Given entries:
--------------------------------------------------

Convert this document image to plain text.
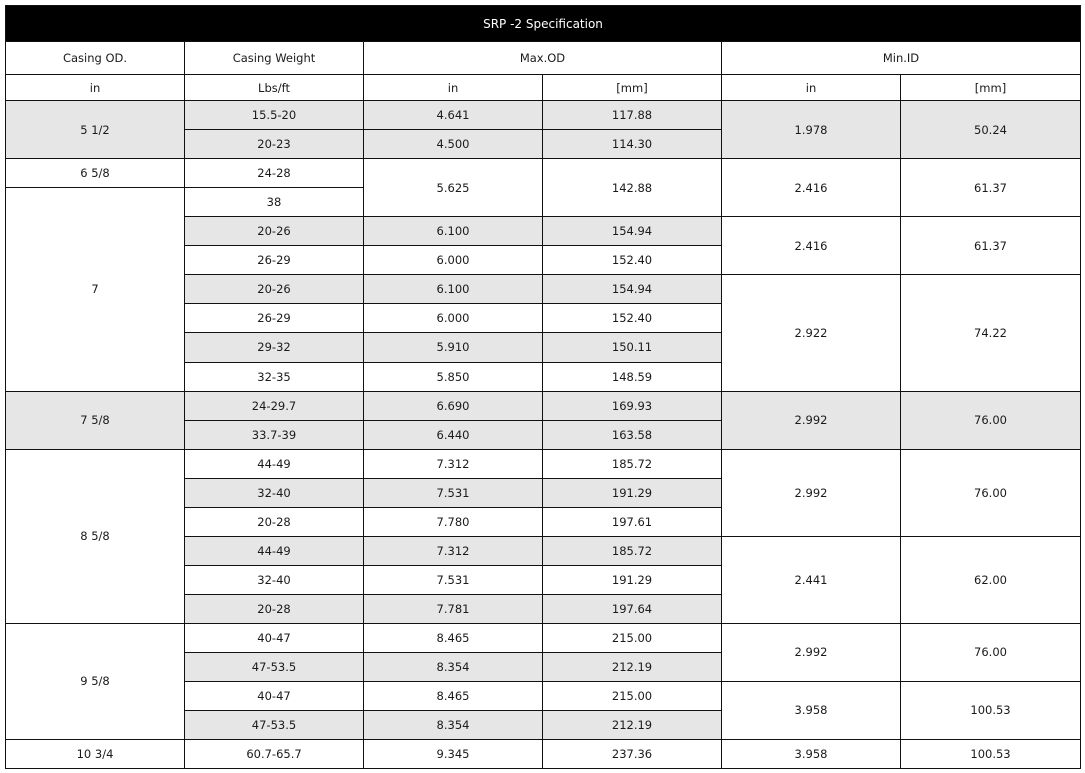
SRP -2 Specification					
Casing OD.	Casing Weight	Max.OD		Min.ID	
in	Lbs/ft	in	[mm]	in	[mm]
5 1/2	15.5-20	4.641	117.88	1.978	50.24
	20-23	4.500	114.30		
6 5/8	24-28	5.625	142.88	2.416	61.37
7	38				
	20-26	6.100	154.94	2.416	61.37
	26-29	6.000	152.40		
	20-26	6.100	154.94	2.922	74.22
	26-29	6.000	152.40		
	29-32	5.910	150.11		
	32-35	5.850	148.59		
7 5/8	24-29.7	6.690	169.93	2.992	76.00
	33.7-39	6.440	163.58		
8 5/8	44-49	7.312	185.72	2.992	76.00
	32-40	7.531	191.29		
	20-28	7.780	197.61		
	44-49	7.312	185.72	2.441	62.00
	32-40	7.531	191.29		
	20-28	7.781	197.64		
9 5/8	40-47	8.465	215.00	2.992	76.00
	47-53.5	8.354	212.19		
	40-47	8.465	215.00	3.958	100.53
	47-53.5	8.354	212.19		
10 3/4	60.7-65.7	9.345	237.36	3.958	100.53
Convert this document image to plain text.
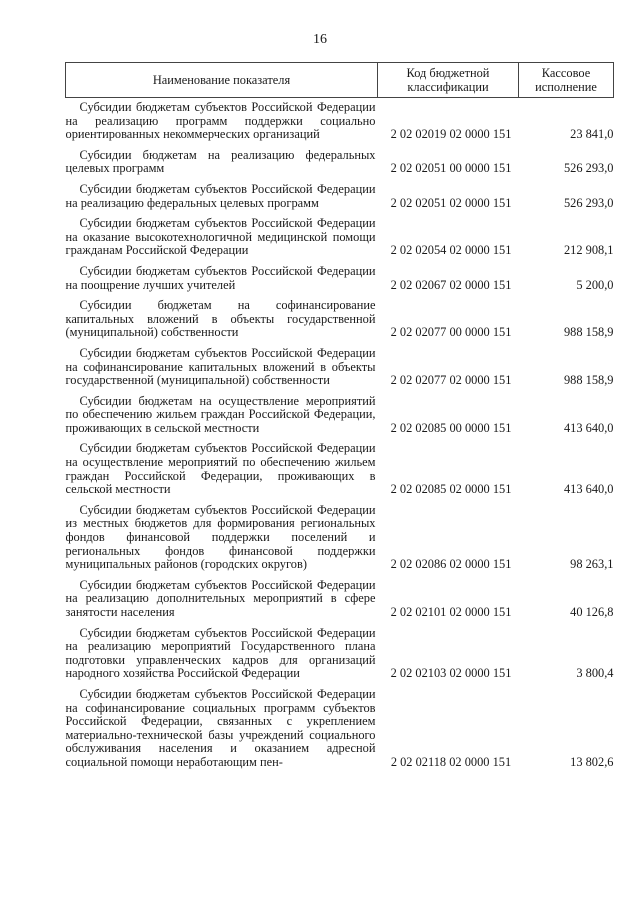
16
Наименование показателя	Код бюджетной классификации	Кассовое исполнение
Субсидии бюджетам субъектов Российской Федерации на реализацию программ поддержки социально ориентированных некоммерческих организаций	2 02 02019 02 0000 151	23 841,0
Субсидии бюджетам на реализацию федеральных целевых программ	2 02 02051 00 0000 151	526 293,0
Субсидии бюджетам субъектов Российской Федерации на реализацию федеральных целевых программ	2 02 02051 02 0000 151	526 293,0
Субсидии бюджетам субъектов Российской Федерации на оказание высокотехнологичной медицинской помощи гражданам Российской Федерации	2 02 02054 02 0000 151	212 908,1
Субсидии бюджетам субъектов Российской Федерации на поощрение лучших учителей	2 02 02067 02 0000 151	5 200,0
Субсидии бюджетам на софинансирование капитальных вложений в объекты государственной (муниципальной) собственности	2 02 02077 00 0000 151	988 158,9
Субсидии бюджетам субъектов Российской Федерации на софинансирование капитальных вложений в объекты государственной (муниципальной) собственности	2 02 02077 02 0000 151	988 158,9
Субсидии бюджетам на осуществление мероприятий по обеспечению жильем граждан Российской Федерации, проживающих в сельской местности	2 02 02085 00 0000 151	413 640,0
Субсидии бюджетам субъектов Российской Федерации на осуществление мероприятий по обеспечению жильем граждан Российской Федерации, проживающих в сельской местности	2 02 02085 02 0000 151	413 640,0
Субсидии бюджетам субъектов Российской Федерации из местных бюджетов для формирования региональных фондов финансовой поддержки поселений и региональных фондов финансовой поддержки муниципальных районов (городских округов)	2 02 02086 02 0000 151	98 263,1
Субсидии бюджетам субъектов Российской Федерации на реализацию дополнительных мероприятий в сфере занятости населения	2 02 02101 02 0000 151	40 126,8
Субсидии бюджетам субъектов Российской Федерации на реализацию мероприятий Государственного плана подготовки управленческих кадров для организаций народного хозяйства Российской Федерации	2 02 02103 02 0000 151	3 800,4
Субсидии бюджетам субъектов Российской Федерации на софинансирование социальных программ субъектов Российской Федерации, связанных с укреплением материально-технической базы учреждений социального обслуживания населения и оказанием адресной социальной помощи неработающим пен-	2 02 02118 02 0000 151	13 802,6
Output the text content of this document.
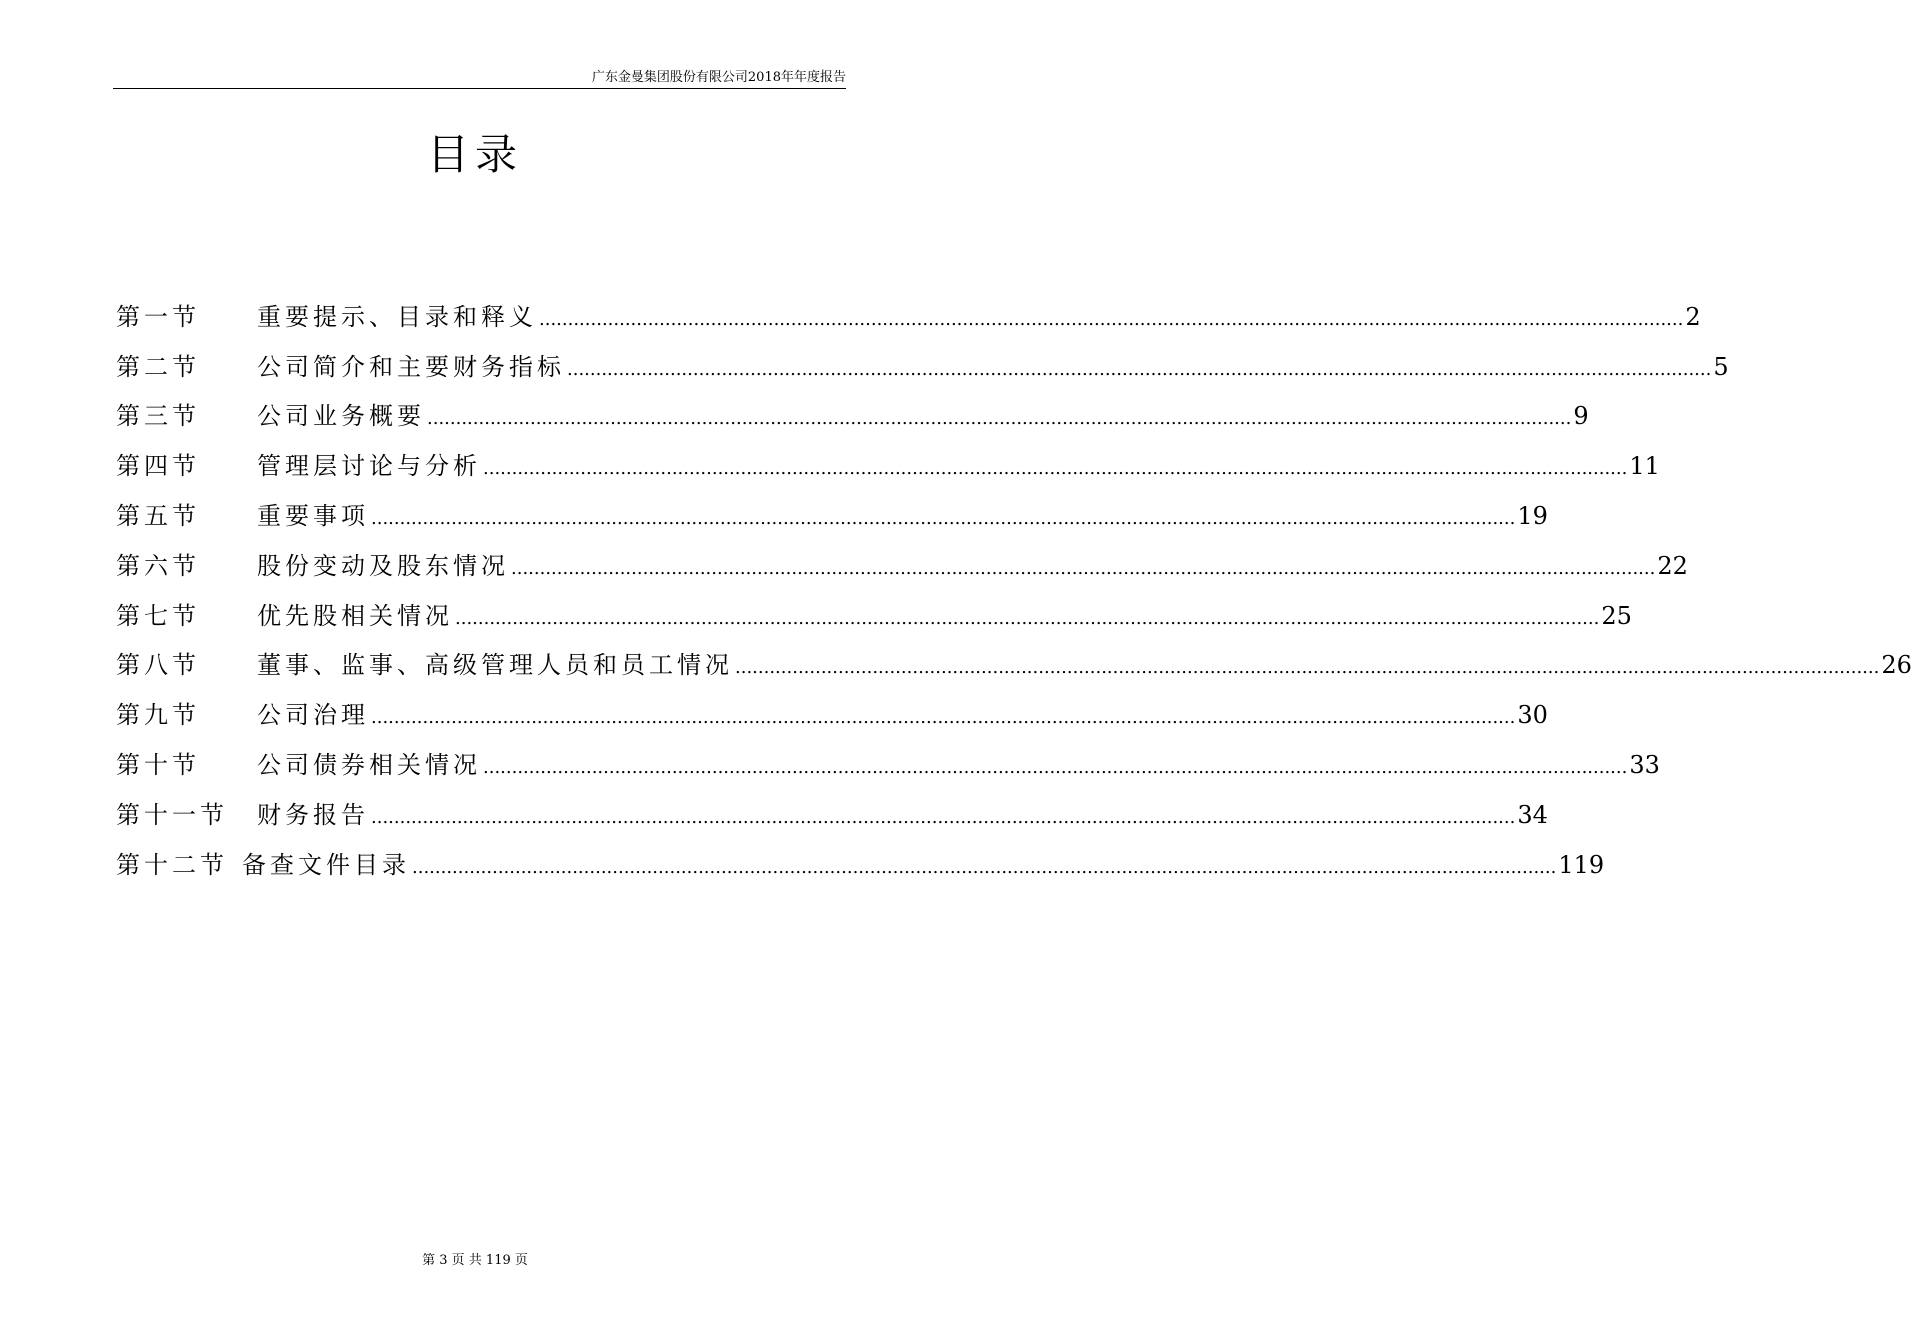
广东金曼集团股份有限公司2018年年度报告
目录
第一节 重要提示、目录和释义 ........................................................................................................................................................................................................ 2
第二节 公司简介和主要财务指标 ........................................................................................................................................................................................................ 5
第三节 公司业务概要 ........................................................................................................................................................................................................ 9
第四节 管理层讨论与分析 ........................................................................................................................................................................................................ 11
第五节 重要事项 ........................................................................................................................................................................................................ 19
第六节 股份变动及股东情况 ........................................................................................................................................................................................................ 22
第七节 优先股相关情况 ........................................................................................................................................................................................................ 25
第八节 董事、监事、高级管理人员和员工情况 ........................................................................................................................................................................................................ 26
第九节 公司治理 ........................................................................................................................................................................................................ 30
第十节 公司债券相关情况 ........................................................................................................................................................................................................ 33
第十一节 财务报告 ........................................................................................................................................................................................................ 34
第十二节 备查文件目录 ........................................................................................................................................................................................................ 119
第 3 页 共 119 页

--------------------------------------------------

Written request:
Output the data above without changes, apart from leaving out the pictures.

Output below:
Convert this document image to plain text.
SRP -2 Specification					
Casing OD.	Casing Weight	Max.OD		Min.ID	
in	Lbs/ft	in	[mm]	in	[mm]
5 1/2	15.5-20	4.641	117.88	1.978	50.24
	20-23	4.500	114.30		
6 5/8	24-28	5.625	142.88	2.416	61.37
7	38				
	20-26	6.100	154.94	2.416	61.37
	26-29	6.000	152.40		
	20-26	6.100	154.94	2.922	74.22
	26-29	6.000	152.40		
	29-32	5.910	150.11		
	32-35	5.850	148.59		
7 5/8	24-29.7	6.690	169.93	2.992	76.00
	33.7-39	6.440	163.58		
8 5/8	44-49	7.312	185.72	2.992	76.00
	32-40	7.531	191.29		
	20-28	7.780	197.61		
	44-49	7.312	185.72	2.441	62.00
	32-40	7.531	191.29		
	20-28	7.781	197.64		
9 5/8	40-47	8.465	215.00	2.992	76.00
	47-53.5	8.354	212.19		
	40-47	8.465	215.00	3.958	100.53
	47-53.5	8.354	212.19		
10 3/4	60.7-65.7	9.345	237.36	3.958	100.53
Convert this document image to plain text.
16
Наименование показателя	Код бюджетной классификации	Кассовое исполнение
Субсидии бюджетам субъектов Российской Федерации на реализацию программ поддержки социально ориентированных некоммерческих организаций	2 02 02019 02 0000 151	23 841,0
Субсидии бюджетам на реализацию федеральных целевых программ	2 02 02051 00 0000 151	526 293,0
Субсидии бюджетам субъектов Российской Федерации на реализацию федеральных целевых программ	2 02 02051 02 0000 151	526 293,0
Субсидии бюджетам субъектов Российской Федерации на оказание высокотехнологичной медицинской помощи гражданам Российской Федерации	2 02 02054 02 0000 151	212 908,1
Субсидии бюджетам субъектов Российской Федерации на поощрение лучших учителей	2 02 02067 02 0000 151	5 200,0
Субсидии бюджетам на софинансирование капитальных вложений в объекты государственной (муниципальной) собственности	2 02 02077 00 0000 151	988 158,9
Субсидии бюджетам субъектов Российской Федерации на софинансирование капитальных вложений в объекты государственной (муниципальной) собственности	2 02 02077 02 0000 151	988 158,9
Субсидии бюджетам на осуществление мероприятий по обеспечению жильем граждан Российской Федерации, проживающих в сельской местности	2 02 02085 00 0000 151	413 640,0
Субсидии бюджетам субъектов Российской Федерации на осуществление мероприятий по обеспечению жильем граждан Российской Федерации, проживающих в сельской местности	2 02 02085 02 0000 151	413 640,0
Субсидии бюджетам субъектов Российской Федерации из местных бюджетов для формирования региональных фондов финансовой поддержки поселений и региональных фондов финансовой поддержки муниципальных районов (городских округов)	2 02 02086 02 0000 151	98 263,1
Субсидии бюджетам субъектов Российской Федерации на реализацию дополнительных мероприятий в сфере занятости населения	2 02 02101 02 0000 151	40 126,8
Субсидии бюджетам субъектов Российской Федерации на реализацию мероприятий Государственного плана подготовки управленческих кадров для организаций народного хозяйства Российской Федерации	2 02 02103 02 0000 151	3 800,4
Субсидии бюджетам субъектов Российской Федерации на софинансирование социальных программ субъектов Российской Федерации, связанных с укреплением материально-технической базы учреждений социального обслуживания населения и оказанием адресной социальной помощи неработающим пен-	2 02 02118 02 0000 151	13 802,6
Output the text content of this document.
广东金曼集团股份有限公司2018年年度报告
目录
第一节 重要提示、目录和释义 ........................................................................................................................................................................................................ 2
第二节 公司简介和主要财务指标 ........................................................................................................................................................................................................ 5
第三节 公司业务概要 ........................................................................................................................................................................................................ 9
第四节 管理层讨论与分析 ........................................................................................................................................................................................................ 11
第五节 重要事项 ........................................................................................................................................................................................................ 19
第六节 股份变动及股东情况 ........................................................................................................................................................................................................ 22
第七节 优先股相关情况 ........................................................................................................................................................................................................ 25
第八节 董事、监事、高级管理人员和员工情况 ........................................................................................................................................................................................................ 26
第九节 公司治理 ........................................................................................................................................................................................................ 30
第十节 公司债券相关情况 ........................................................................................................................................................................................................ 33
第十一节 财务报告 ........................................................................................................................................................................................................ 34
第十二节 备查文件目录 ........................................................................................................................................................................................................ 119
第 3 页 共 119 页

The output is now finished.